OBJECTIVE => Please revise all the entries below so that "Stereo Format" becomes "Output Format" wherever it occurs, changing nothing else, and omit the pictures from your answer.

-------- RECORDS PROVIDED --------

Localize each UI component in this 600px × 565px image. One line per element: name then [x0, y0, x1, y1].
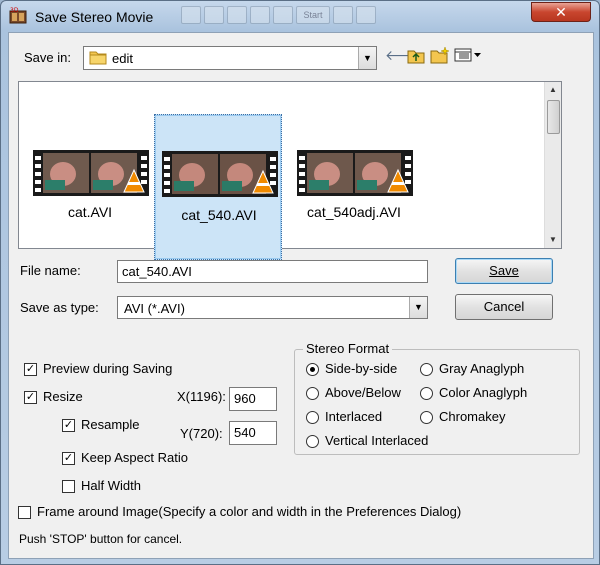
x-size-label: X(1196): — [177, 389, 226, 404]
radio-vertical-interlaced[interactable] — [306, 435, 319, 448]
vertical-interlaced-label: Vertical Interlaced — [325, 433, 429, 448]
save-in-folder: edit — [112, 51, 133, 66]
preview-label: Preview during Saving — [43, 361, 173, 376]
x-size-input[interactable]: 960 — [229, 387, 277, 411]
file-item[interactable]: cat_540adj.AVI — [290, 82, 418, 227]
video-thumbnail — [297, 150, 413, 196]
y-size-input[interactable]: 540 — [229, 421, 277, 445]
chromakey-label: Chromakey — [439, 409, 506, 424]
title-bar[interactable]: 3D Save Stereo Movie Start ✕ — [1, 1, 599, 31]
file-name-input[interactable]: cat_540.AVI — [117, 260, 428, 283]
color-anaglyph-label: Color Anaglyph — [439, 385, 528, 400]
video-thumbnail — [33, 150, 149, 196]
side-by-side-label: Side-by-side — [325, 361, 398, 376]
back-arrow-icon[interactable]: 🡐 — [385, 46, 423, 64]
file-name-label: cat_540adj.AVI — [307, 204, 401, 220]
dialog-body: Save in: edit ▼ 🡐 cat.AVI cat_540.AVI ca… — [8, 32, 594, 559]
chevron-down-icon[interactable]: ▼ — [409, 297, 427, 318]
file-name-label: cat_540.AVI — [181, 207, 257, 223]
interlaced-label: Interlaced — [325, 409, 383, 424]
scroll-down-arrow-icon[interactable]: ▼ — [545, 232, 561, 248]
window-title: Save Stereo Movie — [35, 9, 154, 25]
save-as-type-label: Save as type: — [20, 300, 99, 315]
svg-text:3D: 3D — [10, 7, 19, 14]
view-menu-icon[interactable] — [454, 47, 482, 63]
new-folder-icon[interactable] — [430, 46, 450, 64]
file-list[interactable]: cat.AVI cat_540.AVI cat_540adj.AVI ▲ ▼ — [18, 81, 562, 260]
file-name-label: cat.AVI — [67, 204, 113, 220]
save-in-label: Save in: — [24, 50, 71, 65]
save-in-combo[interactable]: edit ▼ — [83, 46, 377, 70]
keep-aspect-label: Keep Aspect Ratio — [81, 450, 188, 465]
save-button[interactable]: Save — [455, 258, 553, 284]
scrollbar-thumb[interactable] — [547, 100, 560, 134]
radio-interlaced[interactable] — [306, 411, 319, 424]
cancel-button[interactable]: Cancel — [455, 294, 553, 320]
save-as-type-combo[interactable]: AVI (*.AVI) ▼ — [117, 296, 428, 319]
radio-above-below[interactable] — [306, 387, 319, 400]
up-folder-icon[interactable] — [407, 48, 425, 64]
above-below-label: Above/Below — [325, 385, 401, 400]
keep-aspect-checkbox[interactable]: ✓ — [62, 452, 75, 465]
resize-checkbox[interactable]: ✓ — [24, 391, 37, 404]
file-item-selected[interactable]: cat_540.AVI — [154, 114, 282, 260]
app-icon: 3D — [9, 7, 27, 24]
radio-gray-anaglyph[interactable] — [420, 363, 433, 376]
radio-side-by-side[interactable] — [306, 363, 319, 376]
background-toolbar-ghost: Start — [181, 6, 376, 24]
status-text: Push 'STOP' button for cancel. — [19, 532, 183, 546]
close-button[interactable]: ✕ — [531, 2, 591, 22]
file-item[interactable]: cat.AVI — [26, 82, 154, 227]
gray-anaglyph-label: Gray Anaglyph — [439, 361, 525, 376]
scroll-up-arrow-icon[interactable]: ▲ — [545, 82, 561, 98]
half-width-label: Half Width — [81, 478, 141, 493]
radio-chromakey[interactable] — [420, 411, 433, 424]
resample-label: Resample — [81, 417, 140, 432]
resize-label: Resize — [43, 389, 83, 404]
chevron-down-icon[interactable]: ▼ — [358, 47, 376, 69]
radio-color-anaglyph[interactable] — [420, 387, 433, 400]
frame-around-image-label: Frame around Image(Specify a color and w… — [37, 504, 462, 519]
file-name-label: File name: — [20, 263, 81, 278]
preview-checkbox[interactable]: ✓ — [24, 363, 37, 376]
stereo-format-legend: Stereo Format — [303, 341, 393, 356]
folder-icon — [89, 51, 107, 65]
save-stereo-movie-dialog: 3D Save Stereo Movie Start ✕ Save in: ed… — [0, 0, 600, 565]
half-width-checkbox[interactable] — [62, 480, 75, 493]
file-list-scrollbar[interactable]: ▲ ▼ — [544, 82, 561, 248]
resample-checkbox[interactable]: ✓ — [62, 419, 75, 432]
video-thumbnail — [162, 151, 278, 197]
save-as-type-value: AVI (*.AVI) — [124, 301, 185, 316]
frame-around-image-checkbox[interactable] — [18, 506, 31, 519]
close-icon: ✕ — [555, 4, 567, 20]
stereo-format-group: Stereo Format Side-by-side Gray Anaglyph… — [294, 341, 580, 455]
y-size-label: Y(720): — [180, 426, 223, 441]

--------

SOLUTION TO THIS TASK =>
Localize each UI component in this 600px × 565px image. One line per element: name then [x0, y0, x1, y1].
x-size-label: X(1196): — [177, 389, 226, 404]
radio-vertical-interlaced[interactable] — [306, 435, 319, 448]
vertical-interlaced-label: Vertical Interlaced — [325, 433, 429, 448]
save-in-folder: edit — [112, 51, 133, 66]
preview-label: Preview during Saving — [43, 361, 173, 376]
x-size-input[interactable]: 960 — [229, 387, 277, 411]
file-item[interactable]: cat_540adj.AVI — [290, 82, 418, 227]
video-thumbnail — [297, 150, 413, 196]
y-size-input[interactable]: 540 — [229, 421, 277, 445]
chromakey-label: Chromakey — [439, 409, 506, 424]
title-bar[interactable]: 3D Save Stereo Movie Start ✕ — [1, 1, 599, 31]
file-name-input[interactable]: cat_540.AVI — [117, 260, 428, 283]
color-anaglyph-label: Color Anaglyph — [439, 385, 528, 400]
video-thumbnail — [33, 150, 149, 196]
side-by-side-label: Side-by-side — [325, 361, 398, 376]
back-arrow-icon[interactable]: 🡐 — [385, 46, 423, 64]
file-name-label: cat_540adj.AVI — [307, 204, 401, 220]
dialog-body: Save in: edit ▼ 🡐 cat.AVI cat_540.AVI ca… — [8, 32, 594, 559]
chevron-down-icon[interactable]: ▼ — [409, 297, 427, 318]
file-name-label: cat_540.AVI — [181, 207, 257, 223]
interlaced-label: Interlaced — [325, 409, 383, 424]
scroll-down-arrow-icon[interactable]: ▼ — [545, 232, 561, 248]
window-title: Save Stereo Movie — [35, 9, 154, 25]
save-as-type-label: Save as type: — [20, 300, 99, 315]
svg-text:3D: 3D — [10, 7, 19, 14]
view-menu-icon[interactable] — [454, 47, 482, 63]
new-folder-icon[interactable] — [430, 46, 450, 64]
file-list[interactable]: cat.AVI cat_540.AVI cat_540adj.AVI ▲ ▼ — [18, 81, 562, 260]
file-name-label: cat.AVI — [67, 204, 113, 220]
save-in-label: Save in: — [24, 50, 71, 65]
save-in-combo[interactable]: edit ▼ — [83, 46, 377, 70]
keep-aspect-label: Keep Aspect Ratio — [81, 450, 188, 465]
save-button[interactable]: Save — [455, 258, 553, 284]
scrollbar-thumb[interactable] — [547, 100, 560, 134]
radio-interlaced[interactable] — [306, 411, 319, 424]
cancel-button[interactable]: Cancel — [455, 294, 553, 320]
save-as-type-combo[interactable]: AVI (*.AVI) ▼ — [117, 296, 428, 319]
radio-above-below[interactable] — [306, 387, 319, 400]
up-folder-icon[interactable] — [407, 48, 425, 64]
above-below-label: Above/Below — [325, 385, 401, 400]
keep-aspect-checkbox[interactable]: ✓ — [62, 452, 75, 465]
resize-checkbox[interactable]: ✓ — [24, 391, 37, 404]
file-item-selected[interactable]: cat_540.AVI — [154, 114, 282, 260]
app-icon: 3D — [9, 7, 27, 24]
radio-gray-anaglyph[interactable] — [420, 363, 433, 376]
radio-side-by-side[interactable] — [306, 363, 319, 376]
background-toolbar-ghost: Start — [181, 6, 376, 24]
status-text: Push 'STOP' button for cancel. — [19, 532, 183, 546]
close-button[interactable]: ✕ — [531, 2, 591, 22]
file-item[interactable]: cat.AVI — [26, 82, 154, 227]
gray-anaglyph-label: Gray Anaglyph — [439, 361, 525, 376]
scroll-up-arrow-icon[interactable]: ▲ — [545, 82, 561, 98]
half-width-label: Half Width — [81, 478, 141, 493]
radio-chromakey[interactable] — [420, 411, 433, 424]
resample-label: Resample — [81, 417, 140, 432]
resize-label: Resize — [43, 389, 83, 404]
chevron-down-icon[interactable]: ▼ — [358, 47, 376, 69]
radio-color-anaglyph[interactable] — [420, 387, 433, 400]
frame-around-image-label: Frame around Image(Specify a color and w… — [37, 504, 462, 519]
file-name-label: File name: — [20, 263, 81, 278]
preview-checkbox[interactable]: ✓ — [24, 363, 37, 376]
stereo-format-legend: Output Format — [303, 341, 393, 356]
folder-icon — [89, 51, 107, 65]
save-stereo-movie-dialog: 3D Save Stereo Movie Start ✕ Save in: ed… — [0, 0, 600, 565]
half-width-checkbox[interactable] — [62, 480, 75, 493]
file-list-scrollbar[interactable]: ▲ ▼ — [544, 82, 561, 248]
resample-checkbox[interactable]: ✓ — [62, 419, 75, 432]
video-thumbnail — [162, 151, 278, 197]
save-as-type-value: AVI (*.AVI) — [124, 301, 185, 316]
frame-around-image-checkbox[interactable] — [18, 506, 31, 519]
close-icon: ✕ — [555, 4, 567, 20]
stereo-format-group: Output Format Side-by-side Gray Anaglyph… — [294, 341, 580, 455]
y-size-label: Y(720): — [180, 426, 223, 441]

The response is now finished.